Set exercise:
Copy out every record below exactly as written, but leave out any pictures.

[Data records]
——————

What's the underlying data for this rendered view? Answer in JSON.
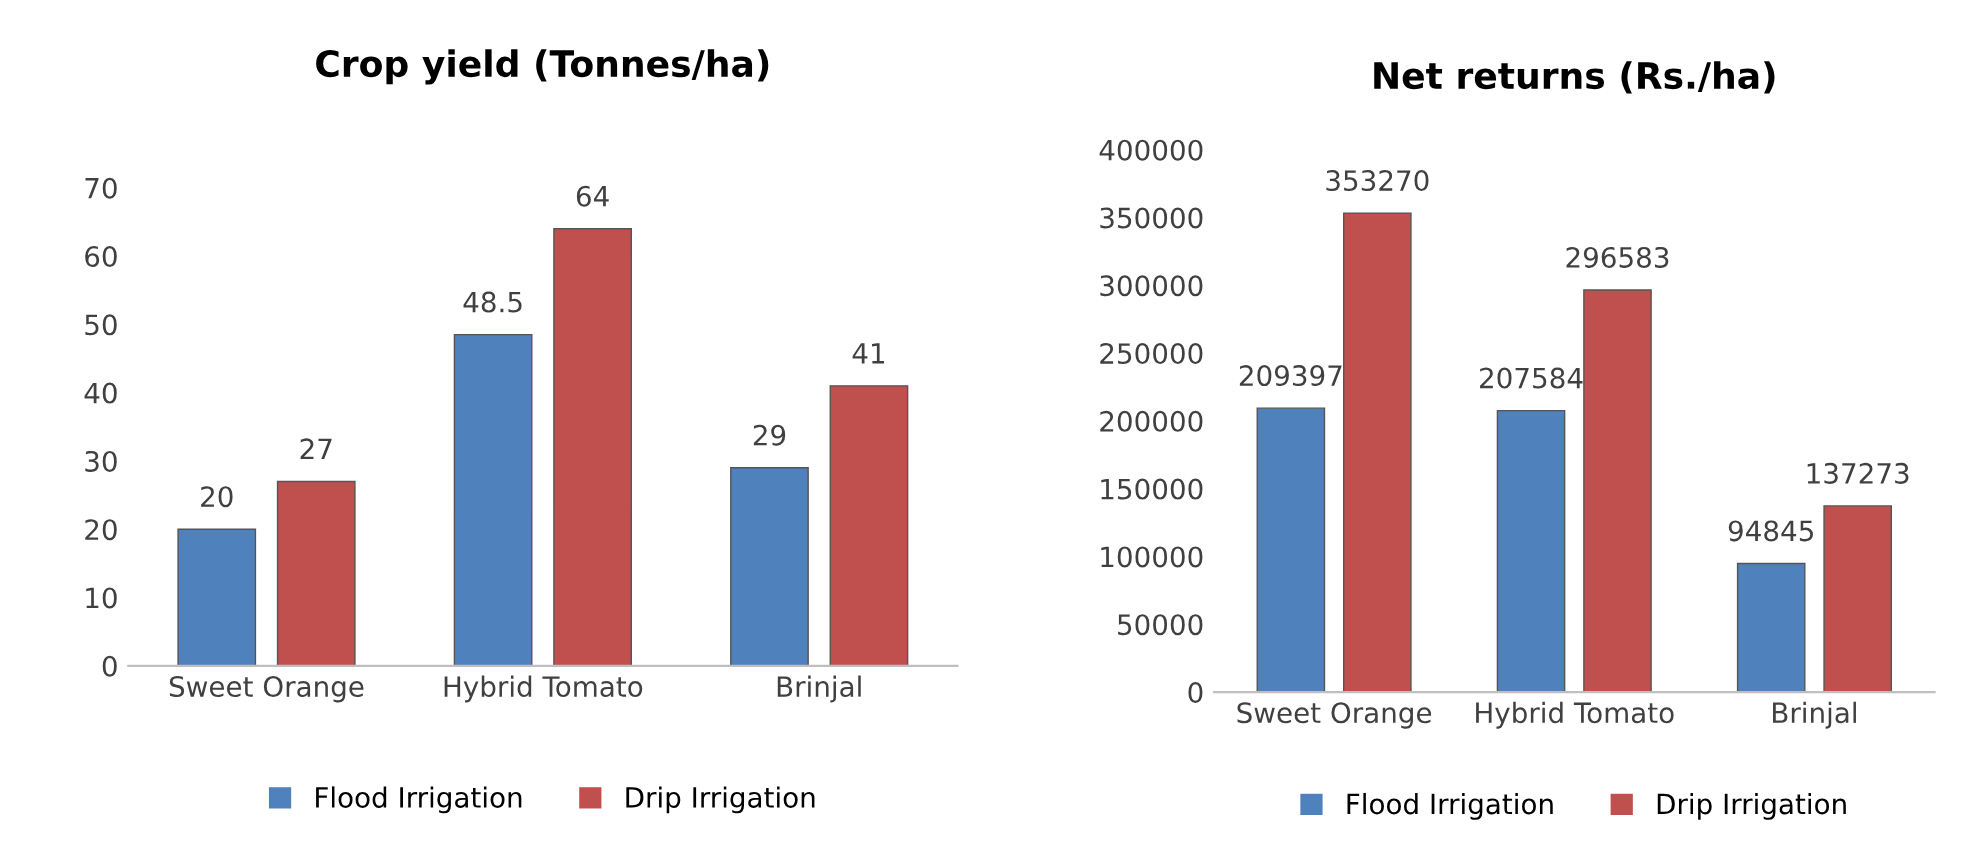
{
  "chart_data": [
    {
      "type": "bar",
      "title": "Crop yield (Tonnes/ha)",
      "categories": [
        "Sweet Orange",
        "Hybrid Tomato",
        "Brinjal"
      ],
      "series": [
        {
          "name": "Flood Irrigation",
          "color": "#4f81bd",
          "values": [
            20,
            48.5,
            29
          ]
        },
        {
          "name": "Drip Irrigation",
          "color": "#c0504d",
          "values": [
            27,
            64,
            41
          ]
        }
      ],
      "ylim": [
        0,
        70
      ],
      "yticks": [
        0,
        10,
        20,
        30,
        40,
        50,
        60,
        70
      ],
      "data_labels": true,
      "legend": "bottom",
      "grid": false
    },
    {
      "type": "bar",
      "title": "Net returns (Rs./ha)",
      "categories": [
        "Sweet Orange",
        "Hybrid Tomato",
        "Brinjal"
      ],
      "series": [
        {
          "name": "Flood Irrigation",
          "color": "#4f81bd",
          "values": [
            209397,
            207584,
            94845
          ]
        },
        {
          "name": "Drip Irrigation",
          "color": "#c0504d",
          "values": [
            353270,
            296583,
            137273
          ]
        }
      ],
      "ylim": [
        0,
        400000
      ],
      "yticks": [
        0,
        50000,
        100000,
        150000,
        200000,
        250000,
        300000,
        350000,
        400000
      ],
      "data_labels": true,
      "legend": "bottom",
      "grid": false
    }
  ]
}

——————

Solution to the exercise:
What's the underlying data for this rendered view? Answer in JSON.
{
  "chart_data": [
    {
      "type": "bar",
      "title": "Crop yield (Tonnes/ha)",
      "categories": [
        "Sweet Orange",
        "Hybrid Tomato",
        "Brinjal"
      ],
      "series": [
        {
          "name": "Flood Irrigation",
          "color": "#4f81bd",
          "values": [
            20,
            48.5,
            29
          ]
        },
        {
          "name": "Drip Irrigation",
          "color": "#c0504d",
          "values": [
            27,
            64,
            41
          ]
        }
      ],
      "ylim": [
        0,
        70
      ],
      "yticks": [
        0,
        10,
        20,
        30,
        40,
        50,
        60,
        70
      ],
      "data_labels": true,
      "legend": "bottom",
      "grid": false
    },
    {
      "type": "bar",
      "title": "Net returns (Rs./ha)",
      "categories": [
        "Sweet Orange",
        "Hybrid Tomato",
        "Brinjal"
      ],
      "series": [
        {
          "name": "Flood Irrigation",
          "color": "#4f81bd",
          "values": [
            209397,
            207584,
            94845
          ]
        },
        {
          "name": "Drip Irrigation",
          "color": "#c0504d",
          "values": [
            353270,
            296583,
            137273
          ]
        }
      ],
      "ylim": [
        0,
        400000
      ],
      "yticks": [
        0,
        50000,
        100000,
        150000,
        200000,
        250000,
        300000,
        350000,
        400000
      ],
      "data_labels": true,
      "legend": "bottom",
      "grid": false
    }
  ]
}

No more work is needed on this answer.